**Page text**:
Comments (25)
@mb290 @schoren this is also the behavior of Azure CLI when using the command az ad sp create-for-rbac
, as it pauses execution for 5 seconds and retries role assignment creation up to 36 times, waiting for server replication.
References:
https://github.com/Azure/azure-cli/blob/master/src/command_modules/azure-cli-role/azure/cli/command_modules/role/custom.py#L959
https://github.com/Azure/azure-cli/blob/master/src/azure-cli-core/azure/cli/core/commands/arm.py#L995
To be clear the terraform configuration below works most of the time because it waits 30s for server replication using a hack (but sometimes it take longer than 30s, and then it fails with the same error you describe above):
provider "azurerm" {
version = "~> 1.10.0"
}
data "azurerm_subscription" "current" {}
resource "random_string" "password" {
length = 32
}
resource "random_id" "name" {
byte_length = 16
}
variable "role" {
default = "Contributor"
}
variable "end_date" {
default = "2020-01-01T01:02:03Z"
}
resource "azurerm_azuread_application" "service_principal" {
name = "${random_id.name.hex}"
}
resource "azurerm_azuread_service_principal" "service_principal" {
application_id = "${azurerm_azuread_application.service_principal.application_id}"
}
resource "azurerm_azuread_service_principal_password" "service_principal" {
service_principal_id = "${azurerm_azuread_service_principal.service_principal.id}"
value = "${random_string.password.result}"
end_date = "${var.end_date}"
# wait 30s for server replication before attempting role assignment creation
provisioner "local-exec" {
command = "sleep 30"
}
}
resource "azurerm_role_assignment" "service_principal" {
scope = "${data.azurerm_subscription.current.id}"
role_definition_name = "${var.role}"
principal_id = "${azurerm_azuread_service_principal.service_principal.id}"
depends_on = ["azurerm_azuread_service_principal_password.service_principal"]
}
output "display_name" {
description = "The Display Name of the Azure Active Directory Application associated with this Service Principal."
value = "${azurerm_azuread_service_principal.service_principal.display_name}"
}
output "application_id" {
description = "The Application ID."
value = "${azurerm_azuread_application.service_principal.application_id}"
}
output "object_id" {
description = "The Object ID for the Service Principal."
value = "${azurerm_azuread_service_principal.service_principal.id}"
}
output "password" {
description = "The Password for this Service Principal."
value = "${azurerm_azuread_service_principal_password.service_principal.value}"
}
While this terraform configuration don't wait for server replication using the above hack, and always fails:
provider "azurerm" {
version = "~> 1.10.0"
}
data "azurerm_subscription" "current" {}
resource "random_string" "password" {
length = 32
}
resource "random_id" "name" {
byte_length = 16
}
variable "role" {
default = "Contributor"
}
variable "end_date" {
default = "2020-01-01T01:02:03Z"
}
resource "azurerm_azuread_application" "service_principal" {
name = "${random_id.name.hex}"
}
resource "azurerm_azuread_service_principal" "service_principal" {
application_id = "${azurerm_azuread_application.service_principal.application_id}"

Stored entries
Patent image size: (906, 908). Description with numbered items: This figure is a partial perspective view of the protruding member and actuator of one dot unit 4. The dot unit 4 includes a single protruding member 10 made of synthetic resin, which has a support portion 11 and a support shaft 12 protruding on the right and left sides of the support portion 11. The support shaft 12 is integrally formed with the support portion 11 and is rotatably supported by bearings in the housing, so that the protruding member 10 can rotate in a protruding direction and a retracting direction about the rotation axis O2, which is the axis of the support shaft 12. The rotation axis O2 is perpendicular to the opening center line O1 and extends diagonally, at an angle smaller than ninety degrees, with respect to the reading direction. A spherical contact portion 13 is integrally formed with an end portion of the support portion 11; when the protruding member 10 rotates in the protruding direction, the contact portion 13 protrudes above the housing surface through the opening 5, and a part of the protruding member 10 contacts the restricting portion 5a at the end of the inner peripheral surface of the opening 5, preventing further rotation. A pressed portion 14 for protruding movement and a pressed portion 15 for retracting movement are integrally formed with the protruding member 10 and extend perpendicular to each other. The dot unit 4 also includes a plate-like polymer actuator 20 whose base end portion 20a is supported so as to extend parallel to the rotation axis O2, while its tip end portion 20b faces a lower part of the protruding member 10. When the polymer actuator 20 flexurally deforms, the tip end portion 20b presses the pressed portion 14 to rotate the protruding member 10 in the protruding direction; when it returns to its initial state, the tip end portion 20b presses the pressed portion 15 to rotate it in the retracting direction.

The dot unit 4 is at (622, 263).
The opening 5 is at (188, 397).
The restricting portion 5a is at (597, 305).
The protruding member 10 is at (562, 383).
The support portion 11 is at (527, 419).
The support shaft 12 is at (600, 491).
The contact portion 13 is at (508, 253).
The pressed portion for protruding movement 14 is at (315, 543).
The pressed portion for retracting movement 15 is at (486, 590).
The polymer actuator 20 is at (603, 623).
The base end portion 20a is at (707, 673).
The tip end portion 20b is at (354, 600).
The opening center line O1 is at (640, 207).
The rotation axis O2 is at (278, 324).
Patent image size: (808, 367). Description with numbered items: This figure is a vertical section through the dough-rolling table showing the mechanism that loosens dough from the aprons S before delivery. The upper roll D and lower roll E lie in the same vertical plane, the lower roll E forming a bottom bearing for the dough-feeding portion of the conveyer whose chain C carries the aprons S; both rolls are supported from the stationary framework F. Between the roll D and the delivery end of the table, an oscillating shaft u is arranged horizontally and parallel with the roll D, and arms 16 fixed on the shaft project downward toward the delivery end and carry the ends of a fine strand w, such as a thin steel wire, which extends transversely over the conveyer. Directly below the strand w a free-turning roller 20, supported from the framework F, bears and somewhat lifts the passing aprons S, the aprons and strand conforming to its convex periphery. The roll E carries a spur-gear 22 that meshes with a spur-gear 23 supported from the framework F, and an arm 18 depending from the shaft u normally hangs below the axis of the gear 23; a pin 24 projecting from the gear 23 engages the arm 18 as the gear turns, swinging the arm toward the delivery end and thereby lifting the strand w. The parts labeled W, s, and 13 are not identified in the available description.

**Your tasks**:
1. In the Azure role assignment thread, how many times does Azure CLI retry role assignment creation?
2. Carry on the Azure role assignment thread from the point where it stops.

**Results for each task**:
1. Up to 36 times.

2.
}
resource "azurerm_azuread_service_principal_password" "service_principal" {
service_principal_id = "${azurerm_azuread_service_principal.service_principal.id}"
value = "${random_string.password.result}"
end_date = "${var.end_date}"
}
resource "azurerm_role_assignment" "service_principal" {
scope = "${data.azurerm_subscription.current.id}"
role_definition_name = "${var.role}"
principal_id = "${azurerm_azuread_service_principal.service_principal.id}"
depends_on = ["azurerm_azuread_service_principal_password.service_principal"]
}
output "display_name" {
description = "The Display Name of the Azure Active Directory Application associated with this Service Principal."
value = "${azurerm_azuread_service_principal.service_principal.display_name}"
}
output "application_id" {
description = "The Application ID."
value = "${azurerm_azuread_application.service_principal.application_id}"
}
output "object_id" {
description = "The Object ID for the Service Principal."
value = "${azurerm_azuread_service_principal.service_principal.id}"
}
output "password" {
description = "The Password for this Service Principal."
value = "${azurerm_azuread_service_principal_password.service_principal.value}"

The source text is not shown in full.